▶ _What you are asked to do_: Every entry that follows needs to be repeated exactly.

▶ _Dataset entries_:
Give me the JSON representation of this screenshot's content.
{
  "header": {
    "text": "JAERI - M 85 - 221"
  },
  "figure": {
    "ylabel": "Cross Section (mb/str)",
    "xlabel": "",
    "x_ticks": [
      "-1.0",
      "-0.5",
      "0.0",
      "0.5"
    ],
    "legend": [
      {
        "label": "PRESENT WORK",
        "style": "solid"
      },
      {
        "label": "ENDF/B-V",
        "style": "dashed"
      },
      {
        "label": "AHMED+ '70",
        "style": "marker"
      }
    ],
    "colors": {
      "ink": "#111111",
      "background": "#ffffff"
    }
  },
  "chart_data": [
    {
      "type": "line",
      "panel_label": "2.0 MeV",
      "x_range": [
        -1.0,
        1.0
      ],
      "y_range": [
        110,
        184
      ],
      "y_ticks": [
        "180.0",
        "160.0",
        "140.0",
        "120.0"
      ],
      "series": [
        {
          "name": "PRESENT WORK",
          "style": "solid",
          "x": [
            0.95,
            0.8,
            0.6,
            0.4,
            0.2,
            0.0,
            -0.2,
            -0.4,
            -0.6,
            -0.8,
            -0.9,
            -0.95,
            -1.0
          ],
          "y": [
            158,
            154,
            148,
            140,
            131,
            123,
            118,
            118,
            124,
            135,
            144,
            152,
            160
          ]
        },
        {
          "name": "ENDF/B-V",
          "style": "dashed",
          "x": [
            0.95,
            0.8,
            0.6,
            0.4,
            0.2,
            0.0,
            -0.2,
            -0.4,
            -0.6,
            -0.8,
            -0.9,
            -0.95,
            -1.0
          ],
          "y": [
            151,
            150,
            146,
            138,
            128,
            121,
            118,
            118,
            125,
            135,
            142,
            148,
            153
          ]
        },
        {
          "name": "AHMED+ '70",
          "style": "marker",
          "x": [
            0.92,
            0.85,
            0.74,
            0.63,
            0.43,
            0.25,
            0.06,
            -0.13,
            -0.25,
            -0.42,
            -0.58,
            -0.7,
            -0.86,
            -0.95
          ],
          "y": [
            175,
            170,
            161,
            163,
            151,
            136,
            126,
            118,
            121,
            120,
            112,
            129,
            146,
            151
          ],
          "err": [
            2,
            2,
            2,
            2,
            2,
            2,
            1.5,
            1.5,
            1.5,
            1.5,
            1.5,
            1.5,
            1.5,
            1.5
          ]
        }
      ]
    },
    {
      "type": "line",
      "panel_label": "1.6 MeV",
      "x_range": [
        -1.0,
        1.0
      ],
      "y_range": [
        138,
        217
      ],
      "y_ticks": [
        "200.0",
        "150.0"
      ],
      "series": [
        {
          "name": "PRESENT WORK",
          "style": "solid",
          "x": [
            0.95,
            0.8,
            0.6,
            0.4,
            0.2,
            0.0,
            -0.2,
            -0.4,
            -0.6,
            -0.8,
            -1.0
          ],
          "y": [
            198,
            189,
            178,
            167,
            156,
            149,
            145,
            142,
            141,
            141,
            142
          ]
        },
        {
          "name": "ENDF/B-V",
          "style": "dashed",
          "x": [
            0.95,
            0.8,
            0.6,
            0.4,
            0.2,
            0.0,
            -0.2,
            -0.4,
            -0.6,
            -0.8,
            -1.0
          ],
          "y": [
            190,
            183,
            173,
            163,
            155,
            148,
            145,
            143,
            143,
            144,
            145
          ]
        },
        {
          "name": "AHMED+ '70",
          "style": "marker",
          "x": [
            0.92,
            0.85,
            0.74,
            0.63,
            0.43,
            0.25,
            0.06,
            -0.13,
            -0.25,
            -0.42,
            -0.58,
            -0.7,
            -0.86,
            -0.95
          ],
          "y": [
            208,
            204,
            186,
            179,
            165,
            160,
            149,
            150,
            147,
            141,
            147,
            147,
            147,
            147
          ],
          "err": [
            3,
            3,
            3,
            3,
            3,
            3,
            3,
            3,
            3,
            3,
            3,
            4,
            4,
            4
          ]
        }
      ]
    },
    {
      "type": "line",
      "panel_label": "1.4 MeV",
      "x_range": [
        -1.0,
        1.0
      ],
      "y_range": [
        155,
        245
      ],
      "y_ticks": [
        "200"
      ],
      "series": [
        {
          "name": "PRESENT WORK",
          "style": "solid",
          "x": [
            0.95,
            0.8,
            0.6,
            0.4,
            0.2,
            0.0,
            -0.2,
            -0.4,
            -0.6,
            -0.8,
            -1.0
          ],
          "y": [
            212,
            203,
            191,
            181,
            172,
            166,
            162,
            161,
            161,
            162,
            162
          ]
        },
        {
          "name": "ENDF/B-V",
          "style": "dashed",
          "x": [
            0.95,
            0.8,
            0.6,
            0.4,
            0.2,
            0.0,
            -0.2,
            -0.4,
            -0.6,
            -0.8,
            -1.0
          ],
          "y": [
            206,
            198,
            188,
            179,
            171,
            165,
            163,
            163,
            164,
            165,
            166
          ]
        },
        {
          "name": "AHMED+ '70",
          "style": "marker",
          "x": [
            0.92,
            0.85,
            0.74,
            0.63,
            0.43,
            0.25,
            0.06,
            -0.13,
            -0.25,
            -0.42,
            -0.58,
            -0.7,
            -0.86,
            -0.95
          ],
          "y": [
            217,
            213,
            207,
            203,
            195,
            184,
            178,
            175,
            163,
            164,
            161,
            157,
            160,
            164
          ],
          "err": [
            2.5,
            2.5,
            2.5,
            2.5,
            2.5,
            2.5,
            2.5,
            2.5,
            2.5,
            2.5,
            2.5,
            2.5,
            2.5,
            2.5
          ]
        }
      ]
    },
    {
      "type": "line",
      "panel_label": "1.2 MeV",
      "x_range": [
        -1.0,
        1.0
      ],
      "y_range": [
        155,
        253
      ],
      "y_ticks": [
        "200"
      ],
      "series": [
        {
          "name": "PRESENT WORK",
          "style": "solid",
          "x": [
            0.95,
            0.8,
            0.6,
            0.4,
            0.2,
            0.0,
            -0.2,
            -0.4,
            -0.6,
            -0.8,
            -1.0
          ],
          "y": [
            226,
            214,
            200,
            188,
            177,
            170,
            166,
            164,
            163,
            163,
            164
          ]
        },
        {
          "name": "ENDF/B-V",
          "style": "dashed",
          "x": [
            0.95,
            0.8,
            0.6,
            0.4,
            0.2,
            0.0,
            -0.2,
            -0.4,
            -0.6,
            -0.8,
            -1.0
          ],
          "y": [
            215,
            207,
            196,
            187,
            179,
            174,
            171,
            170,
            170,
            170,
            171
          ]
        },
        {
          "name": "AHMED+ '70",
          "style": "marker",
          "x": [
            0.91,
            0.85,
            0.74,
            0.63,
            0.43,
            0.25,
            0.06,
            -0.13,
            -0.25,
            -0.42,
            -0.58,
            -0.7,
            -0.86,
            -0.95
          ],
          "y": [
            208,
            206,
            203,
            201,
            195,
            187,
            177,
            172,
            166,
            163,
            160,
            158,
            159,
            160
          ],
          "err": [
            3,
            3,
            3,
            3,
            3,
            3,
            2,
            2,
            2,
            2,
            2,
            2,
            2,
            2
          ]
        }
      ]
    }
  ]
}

▶ _Correct output_:
Give me the JSON representation of this screenshot's content.
{
  "header": {
    "text": "JAERI - M 85 - 221"
  },
  "figure": {
    "ylabel": "Cross Section (mb/str)",
    "xlabel": "",
    "x_ticks": [
      "-1.0",
      "-0.5",
      "0.0",
      "0.5"
    ],
    "legend": [
      {
        "label": "PRESENT WORK",
        "style": "solid"
      },
      {
        "label": "ENDF/B-V",
        "style": "dashed"
      },
      {
        "label": "AHMED+ '70",
        "style": "marker"
      }
    ],
    "colors": {
      "ink": "#111111",
      "background": "#ffffff"
    }
  },
  "chart_data": [
    {
      "type": "line",
      "panel_label": "2.0 MeV",
      "x_range": [
        -1.0,
        1.0
      ],
      "y_range": [
        110,
        184
      ],
      "y_ticks": [
        "180.0",
        "160.0",
        "140.0",
        "120.0"
      ],
      "series": [
        {
          "name": "PRESENT WORK",
          "style": "solid",
          "x": [
            0.95,
            0.8,
            0.6,
            0.4,
            0.2,
            0.0,
            -0.2,
            -0.4,
            -0.6,
            -0.8,
            -0.9,
            -0.95,
            -1.0
          ],
          "y": [
            158,
            154,
            148,
            140,
            131,
            123,
            118,
            118,
            124,
            135,
            144,
            152,
            160
          ]
        },
        {
          "name": "ENDF/B-V",
          "style": "dashed",
          "x": [
            0.95,
            0.8,
            0.6,
            0.4,
            0.2,
            0.0,
            -0.2,
            -0.4,
            -0.6,
            -0.8,
            -0.9,
            -0.95,
            -1.0
          ],
          "y": [
            151,
            150,
            146,
            138,
            128,
            121,
            118,
            118,
            125,
            135,
            142,
            148,
            153
          ]
        },
        {
          "name": "AHMED+ '70",
          "style": "marker",
          "x": [
            0.92,
            0.85,
            0.74,
            0.63,
            0.43,
            0.25,
            0.06,
            -0.13,
            -0.25,
            -0.42,
            -0.58,
            -0.7,
            -0.86,
            -0.95
          ],
          "y": [
            175,
            170,
            161,
            163,
            151,
            136,
            126,
            118,
            121,
            120,
            112,
            129,
            146,
            151
          ],
          "err": [
            2,
            2,
            2,
            2,
            2,
            2,
            1.5,
            1.5,
            1.5,
            1.5,
            1.5,
            1.5,
            1.5,
            1.5
          ]
        }
      ]
    },
    {
      "type": "line",
      "panel_label": "1.6 MeV",
      "x_range": [
        -1.0,
        1.0
      ],
      "y_range": [
        138,
        217
      ],
      "y_ticks": [
        "200.0",
        "150.0"
      ],
      "series": [
        {
          "name": "PRESENT WORK",
          "style": "solid",
          "x": [
            0.95,
            0.8,
            0.6,
            0.4,
            0.2,
            0.0,
            -0.2,
            -0.4,
            -0.6,
            -0.8,
            -1.0
          ],
          "y": [
            198,
            189,
            178,
            167,
            156,
            149,
            145,
            142,
            141,
            141,
            142
          ]
        },
        {
          "name": "ENDF/B-V",
          "style": "dashed",
          "x": [
            0.95,
            0.8,
            0.6,
            0.4,
            0.2,
            0.0,
            -0.2,
            -0.4,
            -0.6,
            -0.8,
            -1.0
          ],
          "y": [
            190,
            183,
            173,
            163,
            155,
            148,
            145,
            143,
            143,
            144,
            145
          ]
        },
        {
          "name": "AHMED+ '70",
          "style": "marker",
          "x": [
            0.92,
            0.85,
            0.74,
            0.63,
            0.43,
            0.25,
            0.06,
            -0.13,
            -0.25,
            -0.42,
            -0.58,
            -0.7,
            -0.86,
            -0.95
          ],
          "y": [
            208,
            204,
            186,
            179,
            165,
            160,
            149,
            150,
            147,
            141,
            147,
            147,
            147,
            147
          ],
          "err": [
            3,
            3,
            3,
            3,
            3,
            3,
            3,
            3,
            3,
            3,
            3,
            4,
            4,
            4
          ]
        }
      ]
    },
    {
      "type": "line",
      "panel_label": "1.4 MeV",
      "x_range": [
        -1.0,
        1.0
      ],
      "y_range": [
        155,
        245
      ],
      "y_ticks": [
        "200"
      ],
      "series": [
        {
          "name": "PRESENT WORK",
          "style": "solid",
          "x": [
            0.95,
            0.8,
            0.6,
            0.4,
            0.2,
            0.0,
            -0.2,
            -0.4,
            -0.6,
            -0.8,
            -1.0
          ],
          "y": [
            212,
            203,
            191,
            181,
            172,
            166,
            162,
            161,
            161,
            162,
            162
          ]
        },
        {
          "name": "ENDF/B-V",
          "style": "dashed",
          "x": [
            0.95,
            0.8,
            0.6,
            0.4,
            0.2,
            0.0,
            -0.2,
            -0.4,
            -0.6,
            -0.8,
            -1.0
          ],
          "y": [
            206,
            198,
            188,
            179,
            171,
            165,
            163,
            163,
            164,
            165,
            166
          ]
        },
        {
          "name": "AHMED+ '70",
          "style": "marker",
          "x": [
            0.92,
            0.85,
            0.74,
            0.63,
            0.43,
            0.25,
            0.06,
            -0.13,
            -0.25,
            -0.42,
            -0.58,
            -0.7,
            -0.86,
            -0.95
          ],
          "y": [
            217,
            213,
            207,
            203,
            195,
            184,
            178,
            175,
            163,
            164,
            161,
            157,
            160,
            164
          ],
          "err": [
            2.5,
            2.5,
            2.5,
            2.5,
            2.5,
            2.5,
            2.5,
            2.5,
            2.5,
            2.5,
            2.5,
            2.5,
            2.5,
            2.5
          ]
        }
      ]
    },
    {
      "type": "line",
      "panel_label": "1.2 MeV",
      "x_range": [
        -1.0,
        1.0
      ],
      "y_range": [
        155,
        253
      ],
      "y_ticks": [
        "200"
      ],
      "series": [
        {
          "name": "PRESENT WORK",
          "style": "solid",
          "x": [
            0.95,
            0.8,
            0.6,
            0.4,
            0.2,
            0.0,
            -0.2,
            -0.4,
            -0.6,
            -0.8,
            -1.0
          ],
          "y": [
            226,
            214,
            200,
            188,
            177,
            170,
            166,
            164,
            163,
            163,
            164
          ]
        },
        {
          "name": "ENDF/B-V",
          "style": "dashed",
          "x": [
            0.95,
            0.8,
            0.6,
            0.4,
            0.2,
            0.0,
            -0.2,
            -0.4,
            -0.6,
            -0.8,
            -1.0
          ],
          "y": [
            215,
            207,
            196,
            187,
            179,
            174,
            171,
            170,
            170,
            170,
            171
          ]
        },
        {
          "name": "AHMED+ '70",
          "style": "marker",
          "x": [
            0.91,
            0.85,
            0.74,
            0.63,
            0.43,
            0.25,
            0.06,
            -0.13,
            -0.25,
            -0.42,
            -0.58,
            -0.7,
            -0.86,
            -0.95
          ],
          "y": [
            208,
            206,
            203,
            201,
            195,
            187,
            177,
            172,
            166,
            163,
            160,
            158,
            159,
            160
          ],
          "err": [
            3,
            3,
            3,
            3,
            3,
            3,
            2,
            2,
            2,
            2,
            2,
            2,
            2,
            2
          ]
        }
      ]
    }
  ]
}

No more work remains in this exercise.